▶ _Given instruction_:
Please copy all the lines that follow, word for word.

▶ _Data provided_:
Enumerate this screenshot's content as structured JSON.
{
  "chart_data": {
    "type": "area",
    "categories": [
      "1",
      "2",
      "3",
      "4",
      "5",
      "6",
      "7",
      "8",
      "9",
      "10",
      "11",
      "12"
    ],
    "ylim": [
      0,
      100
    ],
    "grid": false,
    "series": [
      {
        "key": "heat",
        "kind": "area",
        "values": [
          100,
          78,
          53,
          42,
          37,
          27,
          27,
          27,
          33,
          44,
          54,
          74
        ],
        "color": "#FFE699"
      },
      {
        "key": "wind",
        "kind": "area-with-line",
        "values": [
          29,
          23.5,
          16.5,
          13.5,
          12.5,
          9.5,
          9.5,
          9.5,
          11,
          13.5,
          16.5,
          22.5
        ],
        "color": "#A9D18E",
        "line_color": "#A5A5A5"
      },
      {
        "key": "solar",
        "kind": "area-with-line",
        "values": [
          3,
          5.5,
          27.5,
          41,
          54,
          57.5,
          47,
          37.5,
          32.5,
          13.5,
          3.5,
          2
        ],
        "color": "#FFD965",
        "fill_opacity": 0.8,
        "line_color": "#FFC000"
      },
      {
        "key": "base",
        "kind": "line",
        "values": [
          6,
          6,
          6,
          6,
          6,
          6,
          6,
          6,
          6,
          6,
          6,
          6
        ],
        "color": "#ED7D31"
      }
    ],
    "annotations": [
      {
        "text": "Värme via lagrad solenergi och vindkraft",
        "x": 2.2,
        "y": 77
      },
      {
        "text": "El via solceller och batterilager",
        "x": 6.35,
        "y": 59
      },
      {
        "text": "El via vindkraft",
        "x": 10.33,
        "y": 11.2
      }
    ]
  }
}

▶ _Complete response_:
Enumerate this screenshot's content as structured JSON.
{
  "chart_data": {
    "type": "area",
    "categories": [
      "1",
      "2",
      "3",
      "4",
      "5",
      "6",
      "7",
      "8",
      "9",
      "10",
      "11",
      "12"
    ],
    "ylim": [
      0,
      100
    ],
    "grid": false,
    "series": [
      {
        "key": "heat",
        "kind": "area",
        "values": [
          100,
          78,
          53,
          42,
          37,
          27,
          27,
          27,
          33,
          44,
          54,
          74
        ],
        "color": "#FFE699"
      },
      {
        "key": "wind",
        "kind": "area-with-line",
        "values": [
          29,
          23.5,
          16.5,
          13.5,
          12.5,
          9.5,
          9.5,
          9.5,
          11,
          13.5,
          16.5,
          22.5
        ],
        "color": "#A9D18E",
        "line_color": "#A5A5A5"
      },
      {
        "key": "solar",
        "kind": "area-with-line",
        "values": [
          3,
          5.5,
          27.5,
          41,
          54,
          57.5,
          47,
          37.5,
          32.5,
          13.5,
          3.5,
          2
        ],
        "color": "#FFD965",
        "fill_opacity": 0.8,
        "line_color": "#FFC000"
      },
      {
        "key": "base",
        "kind": "line",
        "values": [
          6,
          6,
          6,
          6,
          6,
          6,
          6,
          6,
          6,
          6,
          6,
          6
        ],
        "color": "#ED7D31"
      }
    ],
    "annotations": [
      {
        "text": "Värme via lagrad solenergi och vindkraft",
        "x": 2.2,
        "y": 77
      },
      {
        "text": "El via solceller och batterilager",
        "x": 6.35,
        "y": 59
      },
      {
        "text": "El via vindkraft",
        "x": 10.33,
        "y": 11.2
      }
    ]
  }
}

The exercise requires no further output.